OBJECTIVES
• A. Please list every username in the Fermi architecture thread, counting both the people who post and the people whose words are quoted.
• B. Resume the Fermi architecture thread, picking up right after its final sentence.

DOCUMENT

··········

NVIDIA Fermi: Architecture discussion

Ninjaprime · Jan 20, 2010

Razor1 said:
why would the less card start choking, its going to be doing lesser work in ever other area too. Unless we have real data on it there is no way to say if it would or it scales with the rest of the program.

What I'm saying is, and trying to confirm, if you disable 1, 2 and 3 GPC's doesn't the "normal" 32 pixel triangle count drop to 525 Mtri/sec, 350 Mtri/sec, 175 Mtri/sec, respectively, using the suggested clocks? 175 Mtri/sec is way back at Geforce 3 levels, isnt it?

3dcgi · Jan 20, 2010

Ninjaprime said:
What I'm saying is, and trying to confirm, if you disable 1, 2 and 3 GPC's doesn't the "normal" 32 pixel triangle count drop to 525 Mtri/sec, 350 Mtri/sec, 175 Mtri/sec, respectively, using the suggested clocks? 175 Mtri/sec is way back at Geforce 3 levels, isnt it?

GF3 couldn't push out 32 pixels/clock so if you're talking 32 pixel triangles it's actual prim rate is probably 1/8th of that.

DemoCoder · Jan 20, 2010

3dcgi said:
Why do you think that will matter much? With reuse the ratio of (u,v) to prims should be pretty close to one.

Well, because if each clock, exactly only (u,v) coordinate is sent for domain shading, then the amplification amounts to bandwidth saving only, and tessellation into many small triangles won't be able to keep 1600 ALUs busy, since they'll all be waiting for rasterization of the next small triangle, which is going to take a few clocks to pop out. What you'd want is for the (u,v) to be sent to 64 different groups of domain shading ALUs, so that you can parallelize the tessellation as much as possible and not have those ALUs sitting idle.

On Fermi, you can be working on 16 different (u,v) values, separately domain shading, setting up the triangles, and rasterizing. So even if the polymorph engine can only tessellate one set of coordinates per clock, it can do 16 of them, as well as setup 4 outputs from domain shaders each clock. It's less bottlenecked.

··········

RECORDS
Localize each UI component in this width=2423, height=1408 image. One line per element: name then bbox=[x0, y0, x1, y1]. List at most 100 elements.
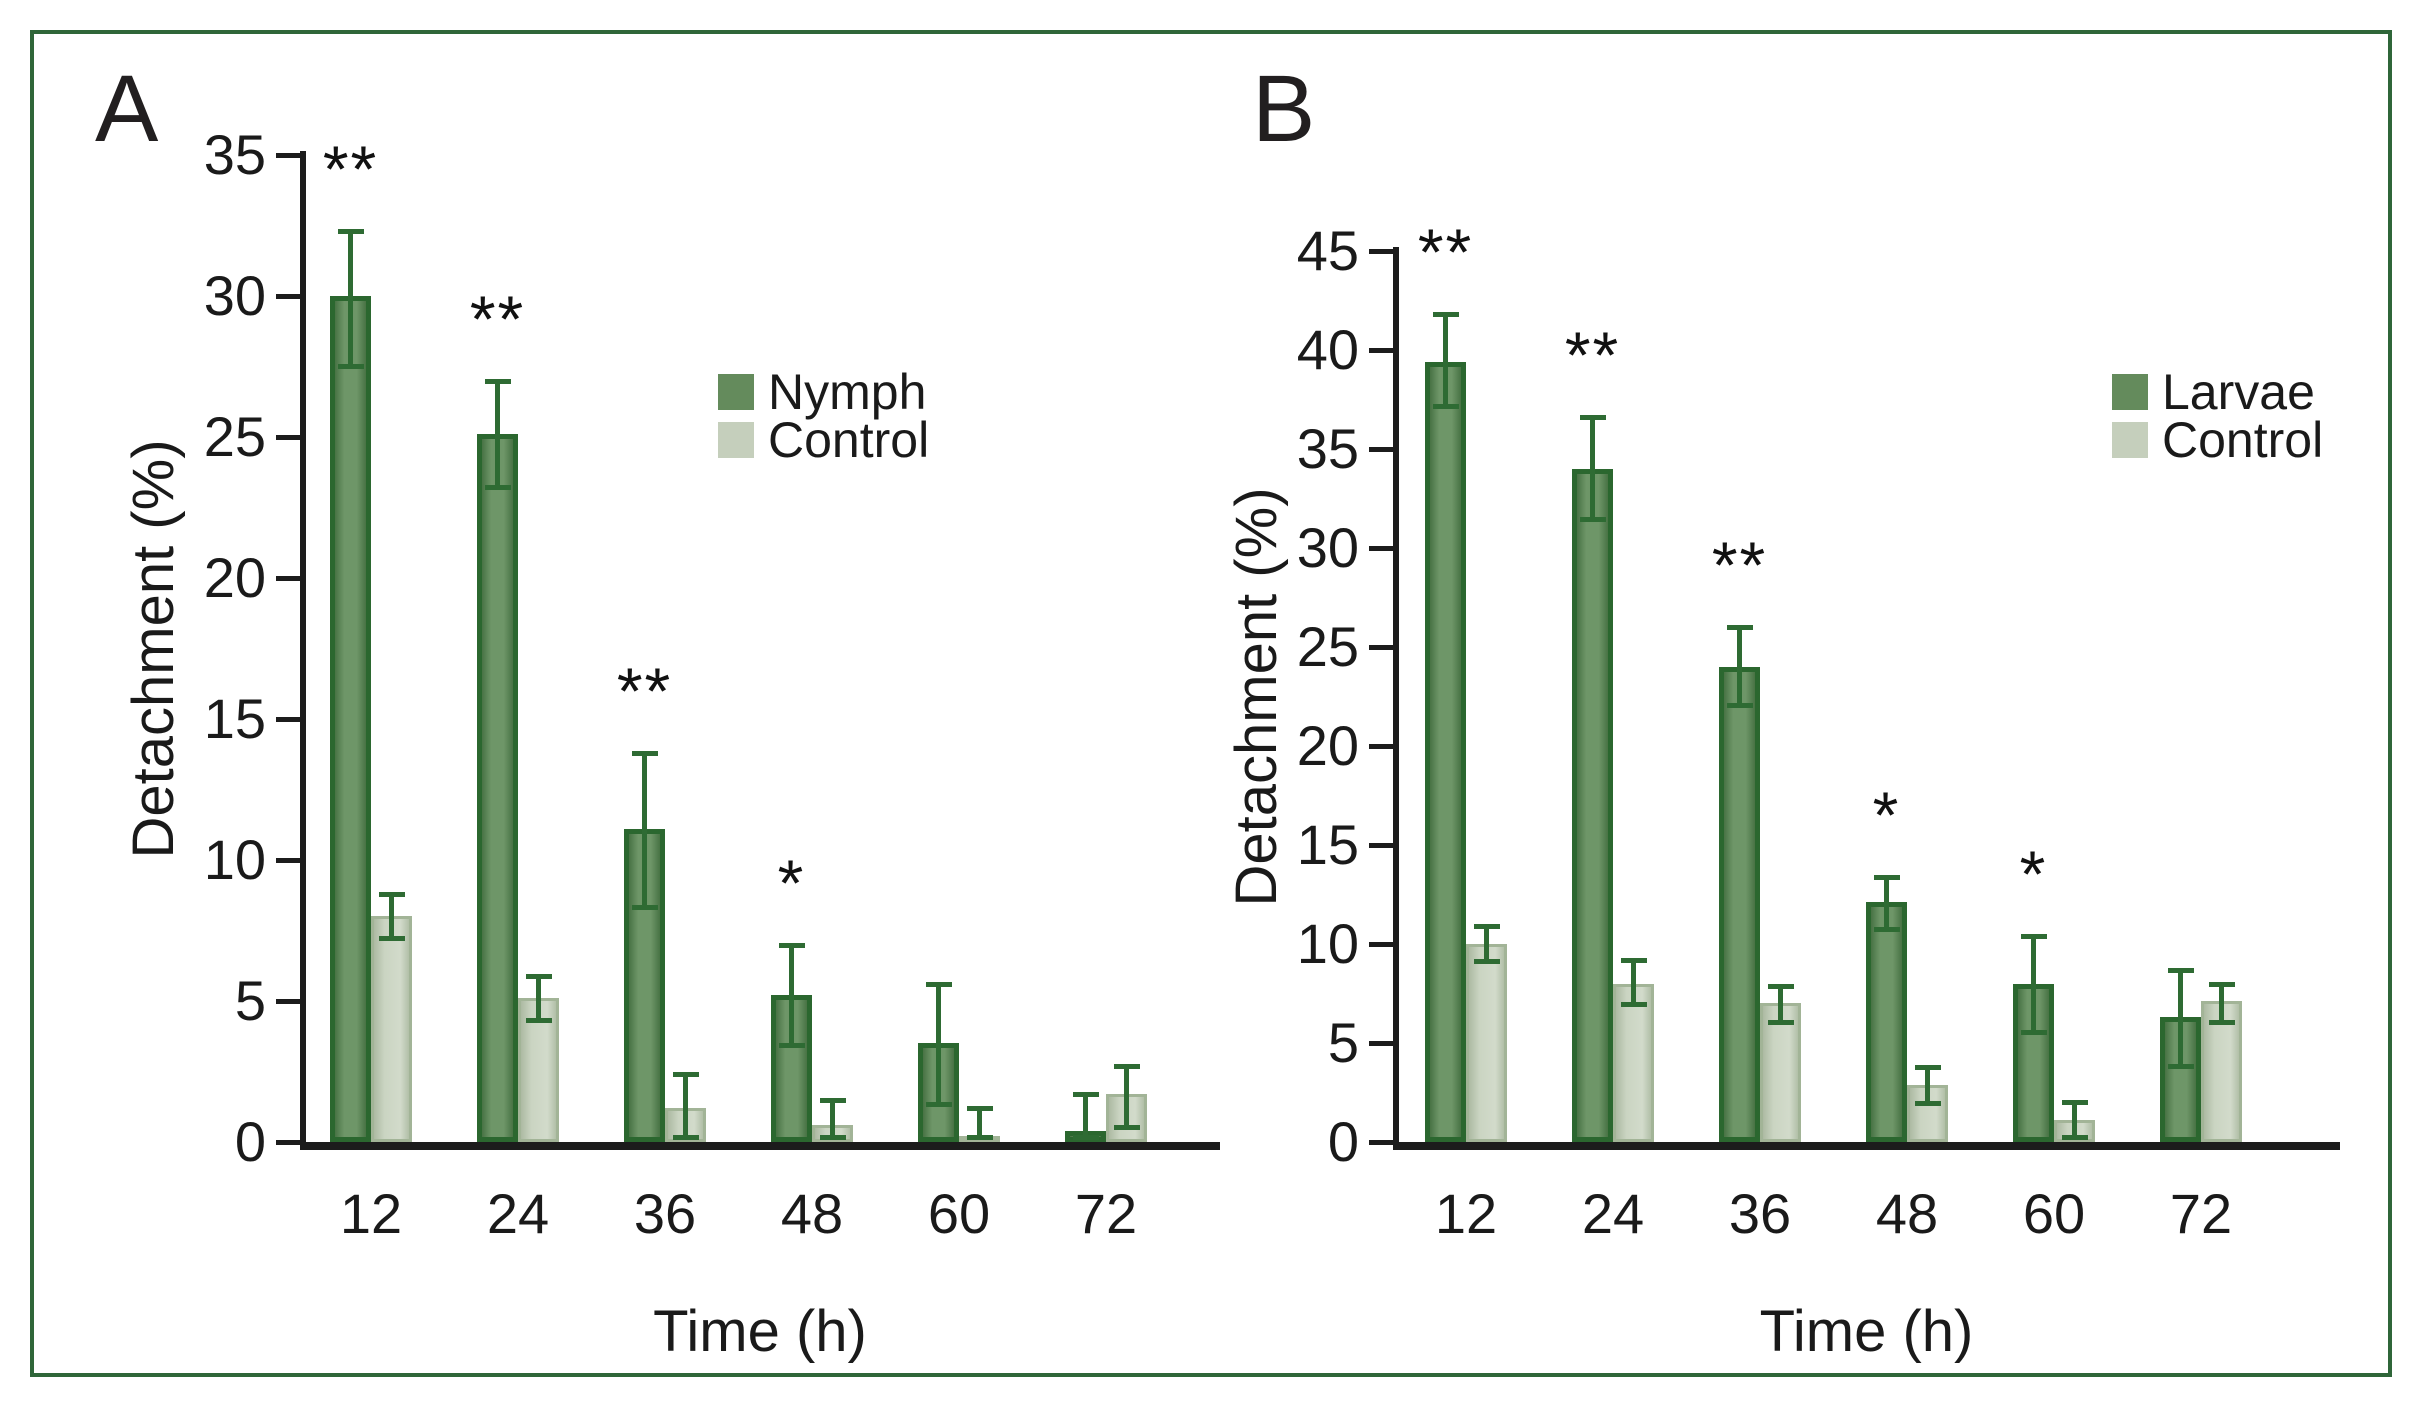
error-bar-cap-bottom bbox=[1113, 1124, 1140, 1130]
error-bar-line bbox=[2072, 1102, 2077, 1138]
error-bar-cap-top bbox=[1473, 924, 1500, 930]
error-bar-cap-top bbox=[525, 973, 552, 979]
bar-larvae-24h bbox=[1572, 468, 1613, 1142]
y-tick-label: 35 bbox=[203, 123, 266, 186]
y-tick-label: 10 bbox=[1296, 912, 1359, 975]
y-tick-label: 30 bbox=[1296, 516, 1359, 579]
significance-marker: * bbox=[1872, 777, 1901, 852]
x-axis-line bbox=[1393, 1142, 2340, 1150]
error-bar-cap-bottom bbox=[1579, 517, 1606, 523]
error-bar-line bbox=[977, 1108, 982, 1138]
y-tick bbox=[276, 717, 300, 722]
error-bar-cap-top bbox=[2061, 1100, 2088, 1106]
error-bar-cap-top bbox=[1432, 312, 1459, 318]
error-bar-line bbox=[2031, 936, 2036, 1034]
legend-swatch-control bbox=[2112, 422, 2148, 458]
error-bar-cap-top bbox=[778, 942, 805, 948]
error-bar-line bbox=[536, 975, 541, 1021]
y-tick bbox=[276, 858, 300, 863]
y-tick-label: 5 bbox=[1327, 1011, 1359, 1074]
y-tick bbox=[1369, 348, 1393, 353]
bar-nymph-24h bbox=[477, 434, 518, 1142]
error-bar-cap-top bbox=[1726, 625, 1753, 631]
legend-label-nymph: Nymph bbox=[768, 364, 927, 420]
error-bar-cap-bottom bbox=[378, 935, 405, 941]
y-tick-label: 35 bbox=[1296, 417, 1359, 480]
y-tick bbox=[276, 576, 300, 581]
error-bar-cap-bottom bbox=[1473, 958, 1500, 964]
error-bar-cap-top bbox=[1620, 957, 1647, 963]
error-bar-line bbox=[348, 231, 353, 367]
error-bar-cap-top bbox=[2167, 967, 2194, 973]
error-bar-cap-bottom bbox=[819, 1135, 846, 1140]
error-bar-cap-bottom bbox=[1767, 1020, 1794, 1026]
error-bar-cap-bottom bbox=[1072, 1135, 1099, 1140]
y-tick-label: 25 bbox=[203, 405, 266, 468]
error-bar-cap-top bbox=[925, 982, 952, 988]
x-tick-label: 48 bbox=[780, 1182, 844, 1245]
error-bar-line bbox=[1083, 1094, 1088, 1138]
y-tick bbox=[276, 999, 300, 1004]
error-bar-line bbox=[1484, 926, 1489, 962]
error-bar-cap-top bbox=[1914, 1064, 1941, 1070]
x-tick-label: 12 bbox=[1434, 1182, 1498, 1245]
y-tick-label: 0 bbox=[1327, 1110, 1359, 1173]
y-tick bbox=[1369, 1041, 1393, 1046]
bar-larvae-60h bbox=[2013, 983, 2054, 1142]
error-bar-cap-bottom bbox=[966, 1135, 993, 1140]
figure-border bbox=[30, 30, 2392, 1377]
error-bar-line bbox=[1631, 959, 1636, 1006]
y-tick-label: 20 bbox=[1296, 714, 1359, 777]
bar-larvae-36h bbox=[1719, 666, 1760, 1142]
x-tick-label: 60 bbox=[927, 1182, 991, 1245]
bar-nymph-48h bbox=[771, 995, 812, 1142]
error-bar-cap-top bbox=[819, 1097, 846, 1103]
y-tick bbox=[1369, 249, 1393, 254]
x-axis-title: Time (h) bbox=[653, 1299, 867, 1364]
error-bar-cap-bottom bbox=[2020, 1030, 2047, 1036]
y-tick bbox=[276, 435, 300, 440]
y-tick-label: 25 bbox=[1296, 615, 1359, 678]
y-tick bbox=[276, 1140, 300, 1145]
y-tick bbox=[1369, 744, 1393, 749]
x-tick-label: 72 bbox=[1074, 1182, 1138, 1245]
error-bar-cap-top bbox=[1072, 1092, 1099, 1098]
legend-label-control: Control bbox=[768, 412, 930, 468]
panel-letter-b: B bbox=[1252, 56, 1316, 162]
significance-marker: ** bbox=[1711, 528, 1768, 603]
error-bar-cap-bottom bbox=[778, 1043, 805, 1049]
legend-swatch-control bbox=[718, 422, 754, 458]
bar-control-12h bbox=[1466, 944, 1507, 1142]
error-bar-line bbox=[789, 944, 794, 1047]
y-tick bbox=[1369, 1140, 1393, 1145]
error-bar-cap-top bbox=[1579, 415, 1606, 421]
error-bar-cap-top bbox=[337, 229, 364, 235]
significance-marker: ** bbox=[1564, 318, 1621, 393]
bar-control-72h bbox=[1106, 1094, 1147, 1142]
y-tick-label: 15 bbox=[1296, 813, 1359, 876]
error-bar-line bbox=[1884, 876, 1889, 931]
legend-label-control: Control bbox=[2162, 412, 2324, 468]
error-bar-cap-top bbox=[631, 750, 658, 756]
y-tick-label: 10 bbox=[203, 828, 266, 891]
error-bar-cap-bottom bbox=[484, 484, 511, 490]
x-axis-title: Time (h) bbox=[1759, 1299, 1974, 1364]
significance-marker: ** bbox=[322, 132, 379, 207]
error-bar-cap-top bbox=[484, 378, 511, 384]
error-bar-cap-bottom bbox=[631, 904, 658, 910]
legend-swatch-nymph bbox=[718, 374, 754, 410]
legend-label-larvae: Larvae bbox=[2162, 364, 2315, 420]
bar-control-36h bbox=[1760, 1003, 1801, 1142]
y-axis-line bbox=[1393, 247, 1399, 1150]
error-bar-line bbox=[642, 752, 647, 908]
bar-larvae-12h bbox=[1425, 361, 1466, 1142]
x-tick-label: 48 bbox=[1875, 1182, 1939, 1245]
y-tick-label: 40 bbox=[1296, 318, 1359, 381]
x-tick-label: 36 bbox=[633, 1182, 697, 1245]
y-tick-label: 15 bbox=[203, 687, 266, 750]
error-bar-line bbox=[830, 1099, 835, 1138]
y-tick bbox=[1369, 843, 1393, 848]
error-bar-cap-bottom bbox=[2061, 1135, 2088, 1140]
y-tick-label: 30 bbox=[203, 264, 266, 327]
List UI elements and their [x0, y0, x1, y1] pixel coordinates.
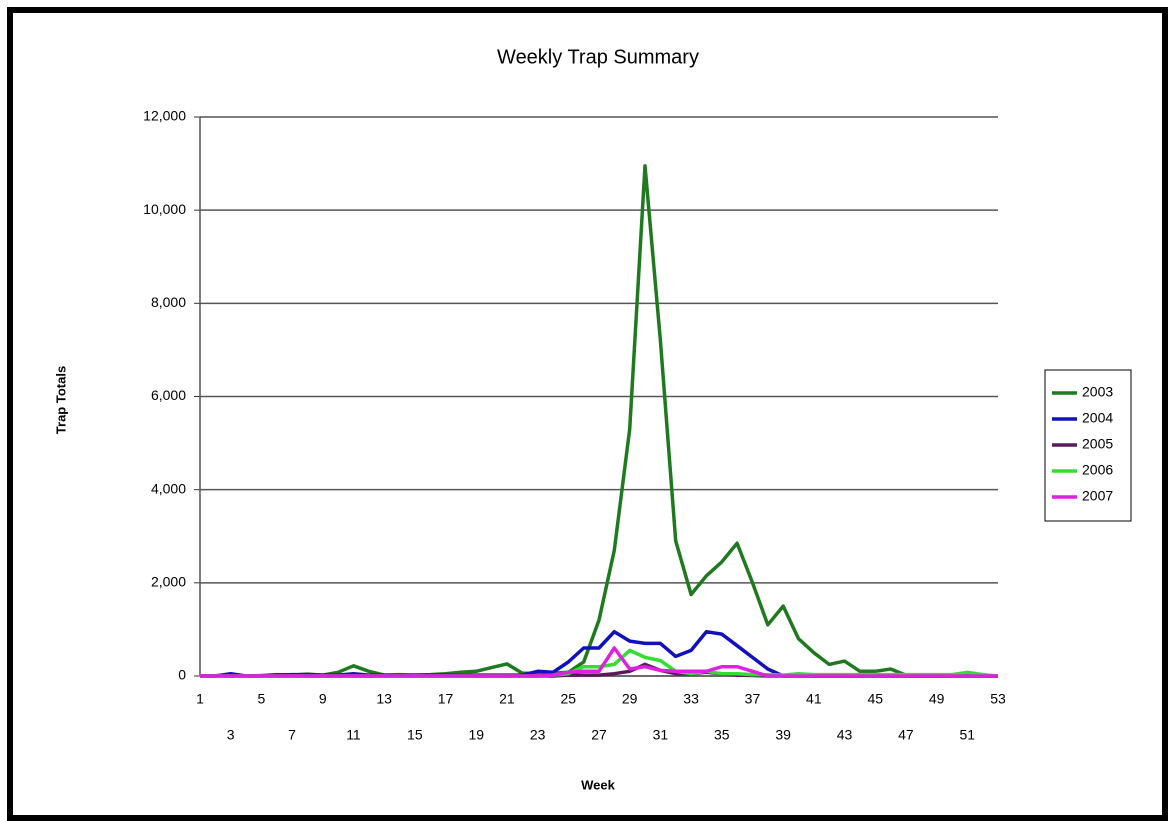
- y-tick-label: 8,000: [151, 294, 186, 310]
- x-tick-label: 11: [346, 727, 361, 743]
- y-tick-label: 0: [178, 667, 186, 683]
- x-tick-label: 35: [714, 727, 730, 743]
- series-line: [200, 646, 998, 678]
- x-tick-label: 49: [929, 691, 945, 707]
- x-tick-label: 39: [775, 727, 791, 743]
- x-tick-label: 9: [319, 691, 327, 707]
- x-tick-label: 25: [561, 691, 577, 707]
- x-tick-label: 29: [622, 691, 638, 707]
- y-tick-label: 2,000: [151, 574, 186, 590]
- series-line: [200, 164, 999, 678]
- x-tick-label: 43: [837, 727, 853, 743]
- x-tick-label: 51: [960, 727, 976, 743]
- x-tick-label: 37: [745, 691, 761, 707]
- y-tick-label: 6,000: [151, 387, 186, 403]
- x-tick-label: 15: [407, 727, 423, 743]
- legend-label: 2005: [1082, 436, 1113, 452]
- x-tick-label: 41: [806, 691, 822, 707]
- x-tick-label: 31: [653, 727, 669, 743]
- x-tick-label: 17: [438, 691, 454, 707]
- x-tick-label: 21: [499, 691, 515, 707]
- x-tick-label: 23: [530, 727, 546, 743]
- legend-label: 2003: [1082, 384, 1113, 400]
- x-tick-label: 27: [591, 727, 607, 743]
- x-tick-label: 53: [990, 691, 1006, 707]
- x-tick-label: 5: [257, 691, 265, 707]
- y-tick-label: 12,000: [143, 108, 186, 124]
- x-tick-label: 1: [196, 691, 204, 707]
- x-tick-label: 33: [683, 691, 699, 707]
- x-tick-label: 45: [867, 691, 883, 707]
- x-axis-title: Week: [581, 777, 615, 792]
- legend-label: 2006: [1082, 462, 1113, 478]
- x-tick-label: 7: [288, 727, 296, 743]
- x-tick-label: 3: [227, 727, 235, 743]
- legend-label: 2007: [1082, 488, 1113, 504]
- x-tick-label: 47: [898, 727, 914, 743]
- x-tick-label: 13: [376, 691, 392, 707]
- x-tick-label: 19: [468, 727, 484, 743]
- chart-title: Weekly Trap Summary: [497, 46, 699, 68]
- frame: [7, 7, 1168, 821]
- y-tick-label: 4,000: [151, 480, 186, 496]
- legend-label: 2004: [1082, 410, 1113, 426]
- y-tick-label: 10,000: [143, 201, 186, 217]
- y-axis-title: Trap Totals: [53, 366, 68, 434]
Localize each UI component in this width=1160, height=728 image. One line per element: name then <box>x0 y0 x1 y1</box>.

··········

ANSWERS IN ORDER
• A. Ninjaprime, Razor1, 3dcgi, DemoCoder

• B.
Bob · Jan 20, 2010

Ninjaprime said:
What I'm saying is, and trying to confirm, if you disable 1, 2 and 3 GPC's doesn't the "normal" 32 pixel triangle count drop to 525 Mtri/sec, 350 Mtri/sec, 175 Mtri/sec, respectively, using the suggested clocks? 175 Mtri/sec is way back at Geforce 3 levels, isnt it?

If you're rendering 32+ pixel triangles, the bottleneck won't be the rasterization or triangle rate.

Kaotik · Jan 20, 2010

Regarding the 'new accelerated jittered sampling' - is there anything really new compared to fetch4/gather4, which was already in dx10.1, in it?

KimB · Jan 20, 2010

Kaotik said:
Regarding the 'new accelerated jittered sampling' - is there anything really new compared to fetch4/gather4, which was already in dx10.1, in it?

In the CSAA modes, the extra samples are now used to for coverage AA, which basically means that you can have much better anti-aliasing of alpha textures (e.g. fences, grass).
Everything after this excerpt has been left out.